Trecho fornecido:
⁂

• Postado por Tiago

Quem vai pagar o pato pela mudança nas leis ambientais da Santa & Bela é o povão do vale do Itajaí. O alerta é do professor Paulo Ricardo Schwingel, dotô em ciências naturais. Ele diz que a mata ciliar, nas margens dos rios, tende a ficar ainda mais ralinha com a afrouxada na legislação, o que poderá resultar em enchentes feiosas pra região. “É grande a probabilidade de cheias cada vez mais frequentes e mais intensas”, avisa.

Esta semana, Schwingel, que além de fessor da Univali é membro do comitê de gestão do rio Camboriú, reuniu estudantes e o povão em Itajaí, num plá sobre o impacto do novo código ambiental catarina pra região. “A nova legislação pode até favorecer os agricultores a curto prazo, mas a longo prazo até eles serão prejudicados”, afirma.

⁂

Registros apresentados:
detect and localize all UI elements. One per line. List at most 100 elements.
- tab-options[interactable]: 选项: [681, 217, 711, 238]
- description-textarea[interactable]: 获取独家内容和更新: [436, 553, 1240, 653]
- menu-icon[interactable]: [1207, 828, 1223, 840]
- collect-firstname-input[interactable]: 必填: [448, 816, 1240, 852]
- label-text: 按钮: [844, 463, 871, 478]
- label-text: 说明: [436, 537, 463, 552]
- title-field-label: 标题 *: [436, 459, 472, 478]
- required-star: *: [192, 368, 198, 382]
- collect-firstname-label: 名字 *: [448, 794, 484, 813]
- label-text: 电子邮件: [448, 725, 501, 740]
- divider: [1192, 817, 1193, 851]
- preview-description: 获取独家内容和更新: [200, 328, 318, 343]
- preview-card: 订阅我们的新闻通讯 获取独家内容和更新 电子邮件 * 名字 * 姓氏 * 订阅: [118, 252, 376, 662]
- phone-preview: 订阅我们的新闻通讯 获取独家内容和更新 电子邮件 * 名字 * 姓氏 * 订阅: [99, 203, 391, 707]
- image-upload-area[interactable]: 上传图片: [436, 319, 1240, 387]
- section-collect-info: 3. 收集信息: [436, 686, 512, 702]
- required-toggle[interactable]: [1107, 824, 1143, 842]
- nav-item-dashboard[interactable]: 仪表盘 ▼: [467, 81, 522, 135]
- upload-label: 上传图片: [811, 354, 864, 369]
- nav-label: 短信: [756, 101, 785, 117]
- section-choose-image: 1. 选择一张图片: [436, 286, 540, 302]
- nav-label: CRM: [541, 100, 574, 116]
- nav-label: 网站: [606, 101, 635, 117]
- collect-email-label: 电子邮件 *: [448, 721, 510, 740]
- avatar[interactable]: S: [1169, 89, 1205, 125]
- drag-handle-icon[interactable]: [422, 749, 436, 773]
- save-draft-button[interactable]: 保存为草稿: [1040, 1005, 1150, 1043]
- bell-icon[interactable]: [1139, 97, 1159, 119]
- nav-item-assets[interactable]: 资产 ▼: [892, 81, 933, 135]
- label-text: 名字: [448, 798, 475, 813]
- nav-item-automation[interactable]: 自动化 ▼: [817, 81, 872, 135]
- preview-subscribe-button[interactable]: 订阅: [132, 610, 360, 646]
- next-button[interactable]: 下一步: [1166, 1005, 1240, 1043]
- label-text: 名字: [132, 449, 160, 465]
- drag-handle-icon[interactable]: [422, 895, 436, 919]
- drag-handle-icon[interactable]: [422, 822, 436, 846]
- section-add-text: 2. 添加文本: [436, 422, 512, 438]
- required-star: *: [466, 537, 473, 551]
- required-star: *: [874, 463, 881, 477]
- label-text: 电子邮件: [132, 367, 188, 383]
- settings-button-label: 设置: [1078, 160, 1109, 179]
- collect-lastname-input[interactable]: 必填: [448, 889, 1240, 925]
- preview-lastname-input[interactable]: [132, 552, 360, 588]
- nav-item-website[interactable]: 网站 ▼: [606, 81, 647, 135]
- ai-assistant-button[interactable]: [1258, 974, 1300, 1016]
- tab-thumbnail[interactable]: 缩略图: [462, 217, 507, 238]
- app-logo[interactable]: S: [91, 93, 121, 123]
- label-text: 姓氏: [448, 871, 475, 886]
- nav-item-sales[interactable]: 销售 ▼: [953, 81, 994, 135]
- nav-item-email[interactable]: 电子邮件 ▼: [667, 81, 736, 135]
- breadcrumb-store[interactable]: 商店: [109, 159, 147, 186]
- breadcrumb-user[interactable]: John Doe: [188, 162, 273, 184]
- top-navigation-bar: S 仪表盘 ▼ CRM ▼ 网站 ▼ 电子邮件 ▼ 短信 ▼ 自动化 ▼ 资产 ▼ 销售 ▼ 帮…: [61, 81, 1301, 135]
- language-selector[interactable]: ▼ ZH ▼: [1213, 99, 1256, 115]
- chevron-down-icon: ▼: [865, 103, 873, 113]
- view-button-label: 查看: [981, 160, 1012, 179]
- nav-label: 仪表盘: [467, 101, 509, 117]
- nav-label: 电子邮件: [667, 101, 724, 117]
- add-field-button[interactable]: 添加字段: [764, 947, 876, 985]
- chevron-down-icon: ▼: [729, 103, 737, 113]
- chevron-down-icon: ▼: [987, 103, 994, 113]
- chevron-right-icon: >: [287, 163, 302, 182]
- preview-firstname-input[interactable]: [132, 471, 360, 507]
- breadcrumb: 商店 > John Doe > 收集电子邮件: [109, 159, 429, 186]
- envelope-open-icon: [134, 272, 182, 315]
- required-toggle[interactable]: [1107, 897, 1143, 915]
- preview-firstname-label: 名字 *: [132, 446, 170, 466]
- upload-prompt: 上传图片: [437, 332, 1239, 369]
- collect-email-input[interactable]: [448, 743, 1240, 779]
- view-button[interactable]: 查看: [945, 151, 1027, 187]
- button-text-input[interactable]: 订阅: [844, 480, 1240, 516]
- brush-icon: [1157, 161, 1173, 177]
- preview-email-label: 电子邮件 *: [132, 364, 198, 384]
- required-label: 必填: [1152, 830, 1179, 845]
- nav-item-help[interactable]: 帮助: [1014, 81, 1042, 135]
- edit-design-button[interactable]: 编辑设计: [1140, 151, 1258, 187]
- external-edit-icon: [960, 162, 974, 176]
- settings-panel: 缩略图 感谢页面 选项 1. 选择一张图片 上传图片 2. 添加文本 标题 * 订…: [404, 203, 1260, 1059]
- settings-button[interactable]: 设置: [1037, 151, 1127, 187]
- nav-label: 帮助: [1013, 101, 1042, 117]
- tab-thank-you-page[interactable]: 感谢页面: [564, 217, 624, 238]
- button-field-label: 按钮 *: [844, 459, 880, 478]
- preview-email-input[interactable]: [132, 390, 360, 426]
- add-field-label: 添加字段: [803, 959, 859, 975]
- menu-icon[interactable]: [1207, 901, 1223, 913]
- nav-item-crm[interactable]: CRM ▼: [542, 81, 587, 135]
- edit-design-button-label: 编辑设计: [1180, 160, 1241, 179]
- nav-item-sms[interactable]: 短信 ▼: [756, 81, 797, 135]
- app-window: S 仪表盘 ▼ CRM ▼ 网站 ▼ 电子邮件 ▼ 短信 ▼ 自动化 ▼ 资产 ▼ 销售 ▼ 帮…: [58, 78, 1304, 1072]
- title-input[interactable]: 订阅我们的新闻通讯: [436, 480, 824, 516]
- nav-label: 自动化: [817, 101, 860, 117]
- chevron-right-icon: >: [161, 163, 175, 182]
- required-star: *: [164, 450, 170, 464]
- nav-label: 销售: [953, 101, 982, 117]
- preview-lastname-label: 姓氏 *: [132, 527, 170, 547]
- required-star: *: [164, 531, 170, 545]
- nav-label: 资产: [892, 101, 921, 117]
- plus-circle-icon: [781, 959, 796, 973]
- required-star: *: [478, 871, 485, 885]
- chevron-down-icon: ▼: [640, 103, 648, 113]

⁂

Instruções:
a - Relacione todos os nomes de lugares que aparecem no trecho sobre as mudanças nas leis ambientais, na forma em que ali estão grafados.
b - Dê prosseguimento ao trecho sobre as mudanças nas leis ambientais, começando logo após a última frase apresentada.

Respostas por tarefa:
a -
Santa & Bela
vale do Itajaí
rio Camboriú
Itajaí

b -
O problema todo tá nas mudanças da área de mata às margens dos rios. A lei brasileira exige um mínimo de 30 metros de área preservada e esse valor aumenta conforme a largura do rio. Em terras catarinas, os pequenos agricultores vão poder rapar o tacho e deixar só cinco metros de mata ciliar.

Schwingel explica que com o corte da vegetação, os rios serão detonados. “A mata fixa o solo das margens, protegendo contra a erosão. Sem essa mata, o resultado é o assoreamento”, diz. Isso significa que o fundo fica mais raso, e a tendência é que o rio transborde cada vez que São Pedro resolve abrir as torneiras. “Um rio é como uma calha. Se não tem nada na margem que o contenha, ele ganha uma energia muito grande. A água não fica retida no solo, e por isso causa a seca, em regiões mais altas, e enchentes nas áreas planas, onde encontra o represamento natural das marés”, conta o fessor.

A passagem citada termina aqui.